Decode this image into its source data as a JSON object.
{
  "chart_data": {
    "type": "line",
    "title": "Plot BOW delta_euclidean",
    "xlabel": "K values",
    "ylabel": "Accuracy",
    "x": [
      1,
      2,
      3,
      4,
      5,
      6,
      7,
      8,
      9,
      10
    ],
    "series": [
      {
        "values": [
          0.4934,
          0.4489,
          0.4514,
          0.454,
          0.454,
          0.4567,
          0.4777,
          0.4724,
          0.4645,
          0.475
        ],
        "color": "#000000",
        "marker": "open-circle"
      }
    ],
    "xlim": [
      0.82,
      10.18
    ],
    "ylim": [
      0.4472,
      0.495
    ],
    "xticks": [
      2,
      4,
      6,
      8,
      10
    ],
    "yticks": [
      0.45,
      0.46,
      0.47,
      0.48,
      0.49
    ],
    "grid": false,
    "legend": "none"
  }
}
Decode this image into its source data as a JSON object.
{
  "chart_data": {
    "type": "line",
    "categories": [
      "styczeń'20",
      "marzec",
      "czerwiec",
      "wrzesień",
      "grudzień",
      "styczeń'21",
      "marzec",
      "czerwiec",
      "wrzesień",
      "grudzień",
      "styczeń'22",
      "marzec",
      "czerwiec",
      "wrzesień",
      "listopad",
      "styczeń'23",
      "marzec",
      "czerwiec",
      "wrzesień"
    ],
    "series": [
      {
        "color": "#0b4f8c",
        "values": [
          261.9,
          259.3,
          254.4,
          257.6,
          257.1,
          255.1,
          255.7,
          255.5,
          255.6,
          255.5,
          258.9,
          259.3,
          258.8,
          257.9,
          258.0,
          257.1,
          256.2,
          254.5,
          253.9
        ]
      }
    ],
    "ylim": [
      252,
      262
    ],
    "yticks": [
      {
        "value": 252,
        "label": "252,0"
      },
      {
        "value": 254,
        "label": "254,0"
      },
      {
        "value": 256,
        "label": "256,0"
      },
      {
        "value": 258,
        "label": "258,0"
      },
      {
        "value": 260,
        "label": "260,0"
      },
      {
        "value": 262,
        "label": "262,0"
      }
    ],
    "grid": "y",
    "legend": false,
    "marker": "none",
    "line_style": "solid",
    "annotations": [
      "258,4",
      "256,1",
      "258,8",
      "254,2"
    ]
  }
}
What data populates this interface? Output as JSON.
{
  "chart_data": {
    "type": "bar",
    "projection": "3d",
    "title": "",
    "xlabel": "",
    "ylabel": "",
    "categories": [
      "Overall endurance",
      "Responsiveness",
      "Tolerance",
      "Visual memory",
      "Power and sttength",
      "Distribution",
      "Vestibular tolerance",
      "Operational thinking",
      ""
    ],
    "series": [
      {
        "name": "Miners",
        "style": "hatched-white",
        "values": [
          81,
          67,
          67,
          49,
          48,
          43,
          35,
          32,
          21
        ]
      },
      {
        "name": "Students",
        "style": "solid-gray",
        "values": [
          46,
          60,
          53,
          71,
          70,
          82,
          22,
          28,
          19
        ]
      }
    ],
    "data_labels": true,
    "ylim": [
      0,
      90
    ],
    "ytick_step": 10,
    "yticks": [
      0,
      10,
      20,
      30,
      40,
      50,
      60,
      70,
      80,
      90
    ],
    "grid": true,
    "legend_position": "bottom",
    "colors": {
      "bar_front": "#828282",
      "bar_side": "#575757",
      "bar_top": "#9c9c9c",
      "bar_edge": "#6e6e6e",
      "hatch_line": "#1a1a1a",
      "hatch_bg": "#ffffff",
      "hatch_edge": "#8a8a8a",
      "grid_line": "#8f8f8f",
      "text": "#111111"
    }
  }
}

◆ What you need to do ◆
Reproduce only the lines running from the one with "What data populates" through the final line of the listing above, both ends included.

◆ Answer to this task ◆
What data populates this interface? Output as JSON.
{
  "chart_data": {
    "type": "bar",
    "projection": "3d",
    "title": "",
    "xlabel": "",
    "ylabel": "",
    "categories": [
      "Overall endurance",
      "Responsiveness",
      "Tolerance",
      "Visual memory",
      "Power and sttength",
      "Distribution",
      "Vestibular tolerance",
      "Operational thinking",
      ""
    ],
    "series": [
      {
        "name": "Miners",
        "style": "hatched-white",
        "values": [
          81,
          67,
          67,
          49,
          48,
          43,
          35,
          32,
          21
        ]
      },
      {
        "name": "Students",
        "style": "solid-gray",
        "values": [
          46,
          60,
          53,
          71,
          70,
          82,
          22,
          28,
          19
        ]
      }
    ],
    "data_labels": true,
    "ylim": [
      0,
      90
    ],
    "ytick_step": 10,
    "yticks": [
      0,
      10,
      20,
      30,
      40,
      50,
      60,
      70,
      80,
      90
    ],
    "grid": true,
    "legend_position": "bottom",
    "colors": {
      "bar_front": "#828282",
      "bar_side": "#575757",
      "bar_top": "#9c9c9c",
      "bar_edge": "#6e6e6e",
      "hatch_line": "#1a1a1a",
      "hatch_bg": "#ffffff",
      "hatch_edge": "#8a8a8a",
      "grid_line": "#8f8f8f",
      "text": "#111111"
    }
  }
}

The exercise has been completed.